**THE RECORDS:**
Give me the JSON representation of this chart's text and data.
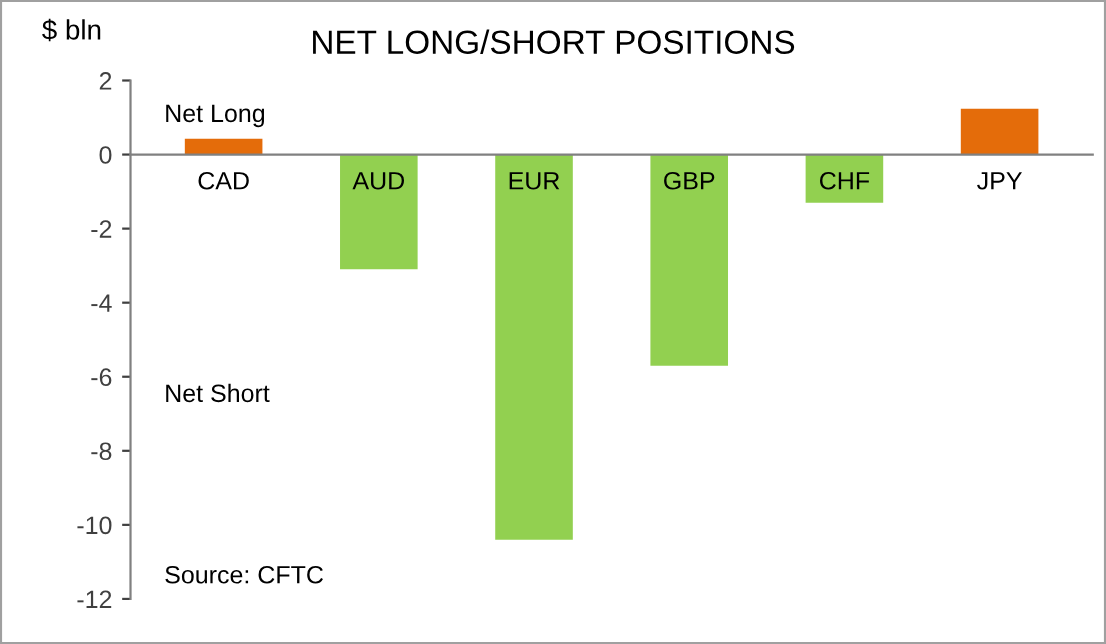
{
  "chart_data": {
    "type": "bar",
    "title": "NET LONG/SHORT POSITIONS",
    "ylabel": "$ bln",
    "categories": [
      "CAD",
      "AUD",
      "EUR",
      "GBP",
      "CHF",
      "JPY"
    ],
    "values": [
      0.43,
      -3.1,
      -10.4,
      -5.7,
      -1.3,
      1.24
    ],
    "colors": [
      "#e46c0a",
      "#92d050",
      "#92d050",
      "#92d050",
      "#92d050",
      "#e46c0a"
    ],
    "ylim": [
      -12,
      2
    ],
    "yticks": [
      -12,
      -10,
      -8,
      -6,
      -4,
      -2,
      0,
      2
    ],
    "grid": false,
    "annotations": [
      "Net Long",
      "Net Short",
      "Source: CFTC"
    ]
  }
}
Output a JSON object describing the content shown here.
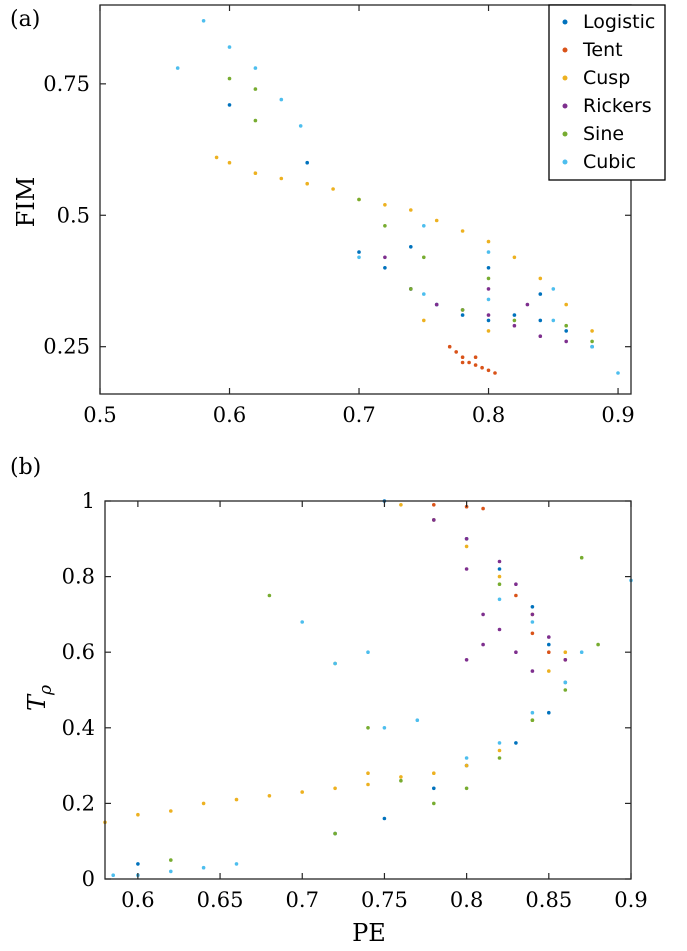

**SET TASK:** All of the entries above should be duplicated exactly, except for the pictures.

**WRITTEN REPLY:**
Give me the JSON representation of this chart's text and data.
{
  "chart_data": {
    "type": "bar",
    "title": "NET LONG/SHORT POSITIONS",
    "ylabel": "$ bln",
    "categories": [
      "CAD",
      "AUD",
      "EUR",
      "GBP",
      "CHF",
      "JPY"
    ],
    "values": [
      0.43,
      -3.1,
      -10.4,
      -5.7,
      -1.3,
      1.24
    ],
    "colors": [
      "#e46c0a",
      "#92d050",
      "#92d050",
      "#92d050",
      "#92d050",
      "#e46c0a"
    ],
    "ylim": [
      -12,
      2
    ],
    "yticks": [
      -12,
      -10,
      -8,
      -6,
      -4,
      -2,
      0,
      2
    ],
    "grid": false,
    "annotations": [
      "Net Long",
      "Net Short",
      "Source: CFTC"
    ]
  }
}
Output a JSON object describing the content shown here.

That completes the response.